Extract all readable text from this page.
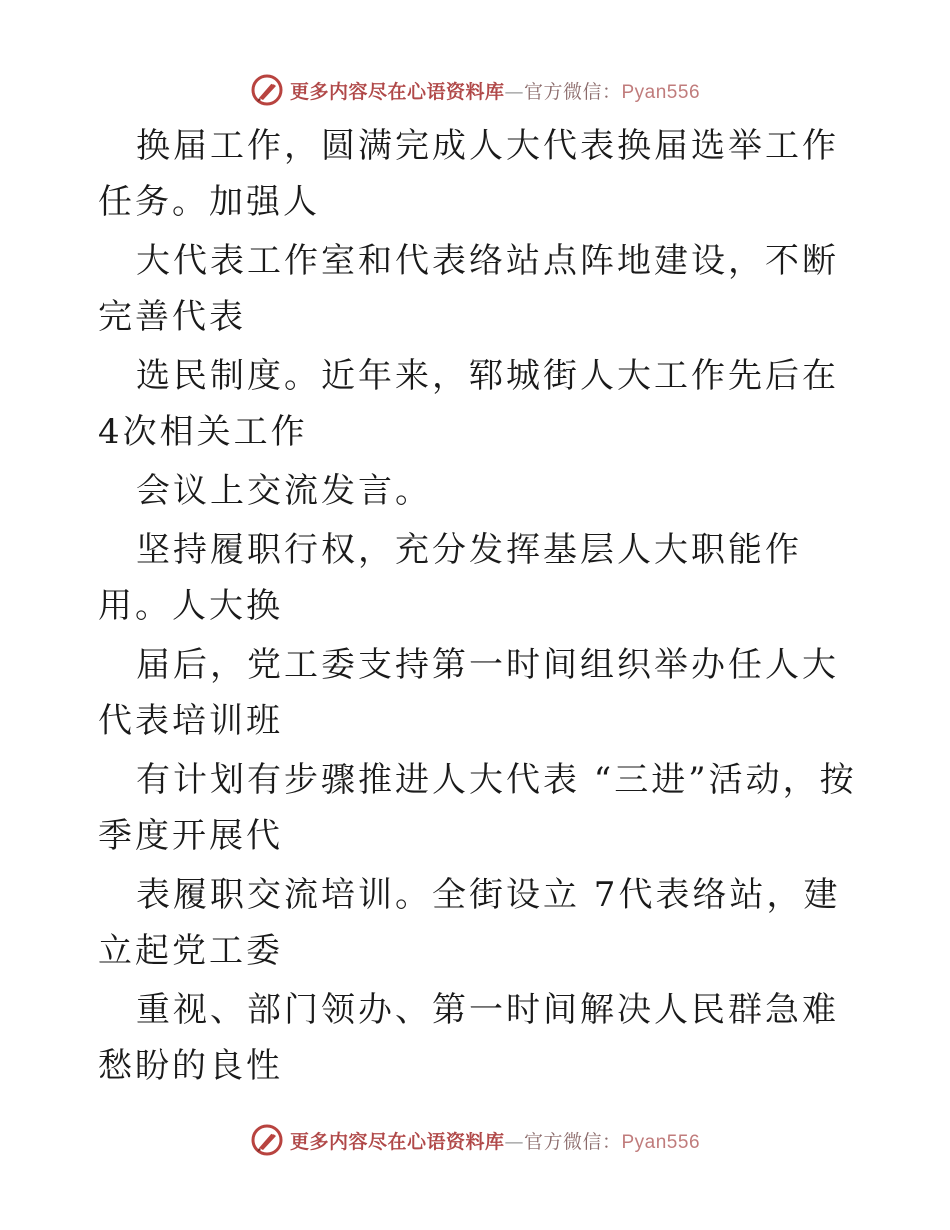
更多内容尽在心语资料库—官方微信：Pyan556

换届工作，圆满完成人大代表换届选举工作任务。加强人

大代表工作室和代表络站点阵地建设，不断完善代表

选民制度。近年来，郓城街人大工作先后在 4次相关工作

会议上交流发言。

坚持履职行权，充分发挥基层人大职能作用。人大换

届后，党工委支持第一时间组织举办任人大代表培训班

有计划有步骤推进人大代表 “三进”活动，按季度开展代

表履职交流培训。全街设立 7代表络站，建立起党工委

重视、部门领办、第一时间解决人民群急难愁盼的良性

更多内容尽在心语资料库—官方微信：Pyan556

#### [To be done]
Every line should be retyped exactly, with the pictures omitted.

#### [Solved exercise]
Extract all readable text from this page.
更多内容尽在心语资料库—官方微信：Pyan556

换届工作，圆满完成人大代表换届选举工作任务。加强人

大代表工作室和代表络站点阵地建设，不断完善代表

选民制度。近年来，郓城街人大工作先后在 4次相关工作

会议上交流发言。

坚持履职行权，充分发挥基层人大职能作用。人大换

届后，党工委支持第一时间组织举办任人大代表培训班

有计划有步骤推进人大代表 “三进”活动，按季度开展代

表履职交流培训。全街设立 7代表络站，建立起党工委

重视、部门领办、第一时间解决人民群急难愁盼的良性

更多内容尽在心语资料库—官方微信：Pyan556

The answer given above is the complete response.